- Activity -
Return every line from the listing where the word "early" occurs.

- The input -
───

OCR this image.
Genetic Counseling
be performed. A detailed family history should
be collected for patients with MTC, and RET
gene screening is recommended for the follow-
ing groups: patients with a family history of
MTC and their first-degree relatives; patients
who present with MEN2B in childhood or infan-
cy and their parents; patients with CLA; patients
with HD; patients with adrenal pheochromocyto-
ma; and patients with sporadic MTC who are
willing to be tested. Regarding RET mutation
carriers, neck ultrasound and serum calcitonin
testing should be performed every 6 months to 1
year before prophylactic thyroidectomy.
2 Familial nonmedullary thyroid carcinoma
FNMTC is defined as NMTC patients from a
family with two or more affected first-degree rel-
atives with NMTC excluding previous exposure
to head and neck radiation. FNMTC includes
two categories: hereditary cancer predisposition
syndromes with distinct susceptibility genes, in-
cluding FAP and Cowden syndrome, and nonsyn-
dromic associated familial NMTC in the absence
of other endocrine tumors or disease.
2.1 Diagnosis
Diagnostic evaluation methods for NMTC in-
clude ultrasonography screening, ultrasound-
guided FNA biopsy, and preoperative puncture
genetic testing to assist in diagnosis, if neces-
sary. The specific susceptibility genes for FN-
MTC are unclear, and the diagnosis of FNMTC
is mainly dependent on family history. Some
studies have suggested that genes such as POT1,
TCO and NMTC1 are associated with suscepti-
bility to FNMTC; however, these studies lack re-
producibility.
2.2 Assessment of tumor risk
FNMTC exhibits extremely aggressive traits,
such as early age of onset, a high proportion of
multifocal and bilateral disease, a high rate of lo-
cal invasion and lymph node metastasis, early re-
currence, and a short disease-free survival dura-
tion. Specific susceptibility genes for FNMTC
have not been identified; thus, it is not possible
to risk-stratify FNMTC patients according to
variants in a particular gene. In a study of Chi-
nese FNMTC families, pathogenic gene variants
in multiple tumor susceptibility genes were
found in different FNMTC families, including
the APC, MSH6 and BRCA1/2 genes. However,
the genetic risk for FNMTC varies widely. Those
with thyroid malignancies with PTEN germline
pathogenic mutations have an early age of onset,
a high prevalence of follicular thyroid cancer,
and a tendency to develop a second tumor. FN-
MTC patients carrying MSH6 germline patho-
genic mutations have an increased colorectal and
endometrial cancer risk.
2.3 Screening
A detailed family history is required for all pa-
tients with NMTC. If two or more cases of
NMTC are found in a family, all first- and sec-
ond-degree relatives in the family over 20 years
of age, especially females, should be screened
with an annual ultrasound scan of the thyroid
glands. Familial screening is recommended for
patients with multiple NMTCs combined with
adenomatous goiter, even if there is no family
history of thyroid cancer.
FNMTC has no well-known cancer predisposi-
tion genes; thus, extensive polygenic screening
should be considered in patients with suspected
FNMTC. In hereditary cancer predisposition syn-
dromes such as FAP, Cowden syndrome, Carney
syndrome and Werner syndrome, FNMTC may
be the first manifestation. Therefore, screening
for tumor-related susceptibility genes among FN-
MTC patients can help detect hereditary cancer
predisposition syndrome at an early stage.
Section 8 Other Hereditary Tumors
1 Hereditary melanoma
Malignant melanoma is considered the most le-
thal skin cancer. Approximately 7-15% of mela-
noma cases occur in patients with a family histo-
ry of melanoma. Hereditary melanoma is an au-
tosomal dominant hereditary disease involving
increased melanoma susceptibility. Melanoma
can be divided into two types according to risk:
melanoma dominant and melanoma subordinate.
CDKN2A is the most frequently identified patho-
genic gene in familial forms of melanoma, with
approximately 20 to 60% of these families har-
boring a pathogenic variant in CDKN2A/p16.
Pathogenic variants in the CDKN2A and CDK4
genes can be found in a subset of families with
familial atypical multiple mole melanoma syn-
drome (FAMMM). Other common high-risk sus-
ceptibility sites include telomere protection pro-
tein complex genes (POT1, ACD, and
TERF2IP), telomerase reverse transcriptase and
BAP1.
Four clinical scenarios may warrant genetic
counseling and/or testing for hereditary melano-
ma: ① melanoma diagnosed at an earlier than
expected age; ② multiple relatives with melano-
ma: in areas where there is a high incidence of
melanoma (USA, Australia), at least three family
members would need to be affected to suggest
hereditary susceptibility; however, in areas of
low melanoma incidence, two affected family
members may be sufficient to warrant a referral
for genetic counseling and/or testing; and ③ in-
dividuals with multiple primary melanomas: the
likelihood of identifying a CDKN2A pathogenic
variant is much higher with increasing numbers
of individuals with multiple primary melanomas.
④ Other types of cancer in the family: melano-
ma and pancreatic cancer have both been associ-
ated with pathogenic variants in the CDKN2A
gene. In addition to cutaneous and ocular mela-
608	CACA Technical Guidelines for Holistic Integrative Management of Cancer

───

- Response area -
such as early age of onset, a high proportion of
cal invasion and lymph node metastasis, early re-
pathogenic mutations have an early age of onset,
predisposition syndrome at an early stage.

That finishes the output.